◆ DIRECTIONS FOR THIS TASK: Set the following entries down again exactly, line by line.

◆ DATA IN THIS EXERCISE:
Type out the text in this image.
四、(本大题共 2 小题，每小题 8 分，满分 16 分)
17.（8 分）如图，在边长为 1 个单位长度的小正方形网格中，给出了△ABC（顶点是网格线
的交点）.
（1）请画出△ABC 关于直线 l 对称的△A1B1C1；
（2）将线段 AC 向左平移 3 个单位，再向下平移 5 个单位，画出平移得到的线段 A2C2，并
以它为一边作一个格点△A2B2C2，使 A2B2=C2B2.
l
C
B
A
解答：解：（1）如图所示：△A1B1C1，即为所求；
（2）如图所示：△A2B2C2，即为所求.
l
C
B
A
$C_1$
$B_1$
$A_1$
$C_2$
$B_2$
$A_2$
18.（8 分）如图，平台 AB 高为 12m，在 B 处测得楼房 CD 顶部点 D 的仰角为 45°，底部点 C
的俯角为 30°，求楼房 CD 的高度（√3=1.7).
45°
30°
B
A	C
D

◆ EXPECTED ANSWER:
Type out the text in this image.
四、(本大题共 2 小题，每小题 8 分，满分 16 分)
17.（8 分）如图，在边长为 1 个单位长度的小正方形网格中，给出了△ABC（顶点是网格线
的交点）.
（1）请画出△ABC 关于直线 l 对称的△A1B1C1；
（2）将线段 AC 向左平移 3 个单位，再向下平移 5 个单位，画出平移得到的线段 A2C2，并
以它为一边作一个格点△A2B2C2，使 A2B2=C2B2.
l
C
B
A
解答：解：（1）如图所示：△A1B1C1，即为所求；
（2）如图所示：△A2B2C2，即为所求.
l
C
B
A
$C_1$
$B_1$
$A_1$
$C_2$
$B_2$
$A_2$
18.（8 分）如图，平台 AB 高为 12m，在 B 处测得楼房 CD 顶部点 D 的仰角为 45°，底部点 C
的俯角为 30°，求楼房 CD 的高度（√3=1.7).
45°
30°
B
A	C
D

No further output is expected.